## WORK REQUIRED
From the entries that follow, pick out all lines holding "collateral".

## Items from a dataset
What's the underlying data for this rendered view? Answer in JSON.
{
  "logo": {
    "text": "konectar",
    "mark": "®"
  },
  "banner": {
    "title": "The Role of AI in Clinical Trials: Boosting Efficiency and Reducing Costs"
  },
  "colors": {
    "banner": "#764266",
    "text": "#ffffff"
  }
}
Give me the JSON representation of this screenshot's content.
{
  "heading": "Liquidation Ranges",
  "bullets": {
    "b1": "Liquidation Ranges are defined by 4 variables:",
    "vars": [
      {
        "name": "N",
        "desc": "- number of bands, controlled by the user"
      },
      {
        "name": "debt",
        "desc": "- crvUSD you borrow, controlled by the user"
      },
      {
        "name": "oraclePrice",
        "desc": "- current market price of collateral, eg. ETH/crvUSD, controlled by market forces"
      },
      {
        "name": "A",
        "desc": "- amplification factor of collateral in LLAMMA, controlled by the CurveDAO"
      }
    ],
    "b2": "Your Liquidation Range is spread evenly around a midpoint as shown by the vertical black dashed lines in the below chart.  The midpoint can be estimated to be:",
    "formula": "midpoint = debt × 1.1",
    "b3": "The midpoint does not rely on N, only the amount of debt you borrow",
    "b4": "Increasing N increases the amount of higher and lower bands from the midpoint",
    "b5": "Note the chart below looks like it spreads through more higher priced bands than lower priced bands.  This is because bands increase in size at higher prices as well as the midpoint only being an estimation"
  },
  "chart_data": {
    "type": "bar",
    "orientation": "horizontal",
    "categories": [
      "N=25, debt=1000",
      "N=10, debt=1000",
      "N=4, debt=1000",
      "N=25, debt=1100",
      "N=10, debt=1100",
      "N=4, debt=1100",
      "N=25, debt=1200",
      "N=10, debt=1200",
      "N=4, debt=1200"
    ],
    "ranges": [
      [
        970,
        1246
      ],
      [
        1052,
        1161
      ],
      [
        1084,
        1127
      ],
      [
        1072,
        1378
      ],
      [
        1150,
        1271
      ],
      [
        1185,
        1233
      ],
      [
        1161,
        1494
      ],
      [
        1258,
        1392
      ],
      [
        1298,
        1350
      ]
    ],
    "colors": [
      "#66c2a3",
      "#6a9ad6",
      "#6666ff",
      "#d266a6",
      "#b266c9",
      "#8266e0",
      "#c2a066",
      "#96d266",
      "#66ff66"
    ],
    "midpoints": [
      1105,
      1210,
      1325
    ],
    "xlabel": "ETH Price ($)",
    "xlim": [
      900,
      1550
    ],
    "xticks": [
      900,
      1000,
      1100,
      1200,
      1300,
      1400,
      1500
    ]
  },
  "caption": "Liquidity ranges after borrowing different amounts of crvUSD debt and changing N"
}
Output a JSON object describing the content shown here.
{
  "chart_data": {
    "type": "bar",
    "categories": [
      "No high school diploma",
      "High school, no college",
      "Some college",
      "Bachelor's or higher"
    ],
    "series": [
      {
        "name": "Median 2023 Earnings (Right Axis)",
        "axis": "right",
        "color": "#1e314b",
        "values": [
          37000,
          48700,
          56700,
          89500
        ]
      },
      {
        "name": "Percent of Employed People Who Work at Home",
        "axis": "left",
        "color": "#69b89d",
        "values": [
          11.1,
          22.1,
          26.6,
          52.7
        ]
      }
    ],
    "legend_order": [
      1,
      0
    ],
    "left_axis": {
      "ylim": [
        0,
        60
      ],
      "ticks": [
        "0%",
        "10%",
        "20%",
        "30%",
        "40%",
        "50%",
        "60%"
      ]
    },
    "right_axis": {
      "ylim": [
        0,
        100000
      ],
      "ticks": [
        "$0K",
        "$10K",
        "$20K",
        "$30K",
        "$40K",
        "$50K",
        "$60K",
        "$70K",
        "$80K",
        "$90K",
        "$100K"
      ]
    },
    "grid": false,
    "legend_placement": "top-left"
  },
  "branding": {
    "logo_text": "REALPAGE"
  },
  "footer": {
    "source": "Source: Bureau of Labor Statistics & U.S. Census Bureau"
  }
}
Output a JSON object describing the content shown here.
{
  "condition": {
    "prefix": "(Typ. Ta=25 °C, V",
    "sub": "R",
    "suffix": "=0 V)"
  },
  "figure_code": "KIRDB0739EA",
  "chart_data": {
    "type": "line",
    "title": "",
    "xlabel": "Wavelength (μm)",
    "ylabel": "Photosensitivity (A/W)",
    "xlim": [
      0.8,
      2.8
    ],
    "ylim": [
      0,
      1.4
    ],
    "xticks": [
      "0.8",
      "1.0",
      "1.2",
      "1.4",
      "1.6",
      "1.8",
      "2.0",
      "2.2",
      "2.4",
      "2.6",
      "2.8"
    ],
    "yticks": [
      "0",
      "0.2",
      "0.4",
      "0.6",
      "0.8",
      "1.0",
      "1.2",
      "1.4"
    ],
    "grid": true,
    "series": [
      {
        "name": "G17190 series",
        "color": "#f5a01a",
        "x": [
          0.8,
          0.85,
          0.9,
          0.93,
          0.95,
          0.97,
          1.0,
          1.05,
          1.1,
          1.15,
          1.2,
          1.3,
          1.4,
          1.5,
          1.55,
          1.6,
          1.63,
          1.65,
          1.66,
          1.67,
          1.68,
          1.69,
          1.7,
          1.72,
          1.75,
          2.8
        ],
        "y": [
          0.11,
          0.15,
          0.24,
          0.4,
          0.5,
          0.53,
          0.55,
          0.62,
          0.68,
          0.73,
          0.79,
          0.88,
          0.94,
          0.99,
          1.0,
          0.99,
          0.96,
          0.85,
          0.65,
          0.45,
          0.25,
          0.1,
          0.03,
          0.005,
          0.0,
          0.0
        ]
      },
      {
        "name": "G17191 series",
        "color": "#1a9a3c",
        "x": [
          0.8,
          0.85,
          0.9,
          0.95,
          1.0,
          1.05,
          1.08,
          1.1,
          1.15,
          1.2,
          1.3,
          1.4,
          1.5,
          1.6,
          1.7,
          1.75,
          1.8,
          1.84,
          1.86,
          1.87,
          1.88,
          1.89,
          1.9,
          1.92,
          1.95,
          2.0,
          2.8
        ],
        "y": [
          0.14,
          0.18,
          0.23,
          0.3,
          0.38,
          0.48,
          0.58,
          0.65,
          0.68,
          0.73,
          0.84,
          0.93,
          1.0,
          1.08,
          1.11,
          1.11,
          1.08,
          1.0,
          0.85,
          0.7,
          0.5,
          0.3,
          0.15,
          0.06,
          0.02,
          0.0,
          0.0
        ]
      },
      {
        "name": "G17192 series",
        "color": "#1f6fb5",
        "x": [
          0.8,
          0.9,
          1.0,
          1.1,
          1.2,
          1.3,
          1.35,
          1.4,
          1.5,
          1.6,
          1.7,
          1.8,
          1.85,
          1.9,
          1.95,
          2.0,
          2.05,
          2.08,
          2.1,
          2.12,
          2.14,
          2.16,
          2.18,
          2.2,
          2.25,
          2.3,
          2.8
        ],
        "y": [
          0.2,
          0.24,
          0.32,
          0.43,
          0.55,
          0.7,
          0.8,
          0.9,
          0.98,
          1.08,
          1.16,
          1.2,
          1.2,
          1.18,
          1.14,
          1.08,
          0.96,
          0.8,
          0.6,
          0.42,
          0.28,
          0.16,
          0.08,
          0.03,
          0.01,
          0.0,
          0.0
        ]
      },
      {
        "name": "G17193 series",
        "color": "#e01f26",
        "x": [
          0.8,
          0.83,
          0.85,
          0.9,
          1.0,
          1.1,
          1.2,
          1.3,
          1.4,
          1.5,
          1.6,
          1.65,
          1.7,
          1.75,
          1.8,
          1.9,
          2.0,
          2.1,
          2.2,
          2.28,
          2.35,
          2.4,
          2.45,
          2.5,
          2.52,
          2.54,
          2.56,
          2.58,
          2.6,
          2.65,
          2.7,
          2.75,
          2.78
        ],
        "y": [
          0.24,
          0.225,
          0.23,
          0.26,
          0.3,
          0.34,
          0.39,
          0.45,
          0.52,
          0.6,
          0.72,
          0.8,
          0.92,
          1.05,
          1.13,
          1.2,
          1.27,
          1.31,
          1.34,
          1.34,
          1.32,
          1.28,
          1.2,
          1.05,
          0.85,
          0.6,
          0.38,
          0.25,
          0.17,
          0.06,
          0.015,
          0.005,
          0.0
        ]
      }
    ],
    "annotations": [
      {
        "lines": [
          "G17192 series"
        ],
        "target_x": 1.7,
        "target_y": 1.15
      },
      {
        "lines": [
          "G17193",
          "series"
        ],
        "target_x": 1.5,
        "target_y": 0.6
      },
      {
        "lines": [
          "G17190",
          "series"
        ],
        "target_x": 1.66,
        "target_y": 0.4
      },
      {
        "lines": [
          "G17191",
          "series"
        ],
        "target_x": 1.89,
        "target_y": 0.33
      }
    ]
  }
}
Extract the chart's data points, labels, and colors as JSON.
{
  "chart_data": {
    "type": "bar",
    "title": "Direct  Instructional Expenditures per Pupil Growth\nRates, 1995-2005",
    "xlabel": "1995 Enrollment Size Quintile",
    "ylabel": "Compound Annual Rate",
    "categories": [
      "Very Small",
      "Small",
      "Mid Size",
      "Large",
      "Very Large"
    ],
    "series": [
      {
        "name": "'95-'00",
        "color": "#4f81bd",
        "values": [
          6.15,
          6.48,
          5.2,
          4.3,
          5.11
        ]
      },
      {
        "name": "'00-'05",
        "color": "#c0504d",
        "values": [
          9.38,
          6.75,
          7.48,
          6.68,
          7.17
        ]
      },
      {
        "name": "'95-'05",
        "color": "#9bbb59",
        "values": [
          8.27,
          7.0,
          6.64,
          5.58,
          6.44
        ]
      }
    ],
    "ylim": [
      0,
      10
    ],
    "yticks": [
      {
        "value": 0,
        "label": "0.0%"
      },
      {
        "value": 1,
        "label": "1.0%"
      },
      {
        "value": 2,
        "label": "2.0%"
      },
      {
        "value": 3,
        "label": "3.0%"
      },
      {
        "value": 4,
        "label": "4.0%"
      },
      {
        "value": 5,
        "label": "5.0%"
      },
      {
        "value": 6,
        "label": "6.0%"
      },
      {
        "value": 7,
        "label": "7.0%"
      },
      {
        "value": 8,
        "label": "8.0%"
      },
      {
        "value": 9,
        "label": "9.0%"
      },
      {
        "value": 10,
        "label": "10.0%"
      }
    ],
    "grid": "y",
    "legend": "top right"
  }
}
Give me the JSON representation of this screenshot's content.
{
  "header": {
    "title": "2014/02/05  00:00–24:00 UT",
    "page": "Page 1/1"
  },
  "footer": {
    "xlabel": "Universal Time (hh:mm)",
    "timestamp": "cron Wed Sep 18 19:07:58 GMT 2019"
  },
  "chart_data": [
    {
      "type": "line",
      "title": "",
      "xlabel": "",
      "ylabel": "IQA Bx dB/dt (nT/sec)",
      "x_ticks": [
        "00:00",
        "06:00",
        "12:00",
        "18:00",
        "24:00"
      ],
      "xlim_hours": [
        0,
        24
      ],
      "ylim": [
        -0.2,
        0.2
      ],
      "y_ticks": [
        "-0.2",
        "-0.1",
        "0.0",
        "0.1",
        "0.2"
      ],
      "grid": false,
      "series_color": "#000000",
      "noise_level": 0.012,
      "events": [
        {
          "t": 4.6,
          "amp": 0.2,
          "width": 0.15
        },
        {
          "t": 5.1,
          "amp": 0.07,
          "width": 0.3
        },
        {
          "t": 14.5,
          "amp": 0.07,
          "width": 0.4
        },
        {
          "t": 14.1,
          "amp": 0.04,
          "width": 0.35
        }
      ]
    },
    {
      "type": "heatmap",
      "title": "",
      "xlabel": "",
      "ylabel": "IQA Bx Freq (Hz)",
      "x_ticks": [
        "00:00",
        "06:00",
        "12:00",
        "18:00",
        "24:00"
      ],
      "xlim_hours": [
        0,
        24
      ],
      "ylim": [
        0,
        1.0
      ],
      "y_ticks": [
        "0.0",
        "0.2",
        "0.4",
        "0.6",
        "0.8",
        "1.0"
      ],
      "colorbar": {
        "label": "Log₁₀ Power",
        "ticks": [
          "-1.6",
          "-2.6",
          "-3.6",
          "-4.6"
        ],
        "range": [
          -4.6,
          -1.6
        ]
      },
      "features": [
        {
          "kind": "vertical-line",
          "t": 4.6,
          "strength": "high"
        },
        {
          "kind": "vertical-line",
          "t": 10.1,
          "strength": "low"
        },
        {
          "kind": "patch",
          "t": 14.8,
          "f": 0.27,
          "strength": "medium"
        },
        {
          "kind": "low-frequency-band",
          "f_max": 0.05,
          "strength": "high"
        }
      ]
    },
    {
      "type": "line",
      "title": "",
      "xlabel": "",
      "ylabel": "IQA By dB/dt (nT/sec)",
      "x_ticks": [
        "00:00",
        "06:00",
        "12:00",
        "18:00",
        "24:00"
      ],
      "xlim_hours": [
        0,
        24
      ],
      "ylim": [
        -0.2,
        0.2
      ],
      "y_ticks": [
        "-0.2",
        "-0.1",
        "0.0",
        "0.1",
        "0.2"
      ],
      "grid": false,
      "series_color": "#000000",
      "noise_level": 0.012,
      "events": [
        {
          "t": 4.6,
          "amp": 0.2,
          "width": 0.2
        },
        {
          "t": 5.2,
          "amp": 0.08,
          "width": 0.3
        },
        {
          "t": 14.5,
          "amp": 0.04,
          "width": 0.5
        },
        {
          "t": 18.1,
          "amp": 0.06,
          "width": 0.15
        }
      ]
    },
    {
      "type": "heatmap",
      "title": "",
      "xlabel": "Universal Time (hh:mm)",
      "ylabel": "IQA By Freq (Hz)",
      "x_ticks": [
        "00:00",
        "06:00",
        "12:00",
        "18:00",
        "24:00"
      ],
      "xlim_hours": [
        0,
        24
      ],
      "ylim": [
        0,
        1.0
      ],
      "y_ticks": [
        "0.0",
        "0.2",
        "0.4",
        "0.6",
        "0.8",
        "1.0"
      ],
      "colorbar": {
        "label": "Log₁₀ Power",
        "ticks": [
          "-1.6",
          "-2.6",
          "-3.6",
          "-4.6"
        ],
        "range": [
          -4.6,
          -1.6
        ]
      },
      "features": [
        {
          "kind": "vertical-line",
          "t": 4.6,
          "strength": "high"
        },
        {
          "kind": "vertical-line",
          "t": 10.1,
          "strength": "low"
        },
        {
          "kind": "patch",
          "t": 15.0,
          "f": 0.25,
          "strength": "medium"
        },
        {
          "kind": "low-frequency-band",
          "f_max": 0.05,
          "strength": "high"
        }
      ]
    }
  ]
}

## TASK SOLUTION
        "desc": "- current market price of collateral, eg. ETH/crvUSD, controlled by market forces"
        "desc": "- amplification factor of collateral in LLAMMA, controlled by the CurveDAO"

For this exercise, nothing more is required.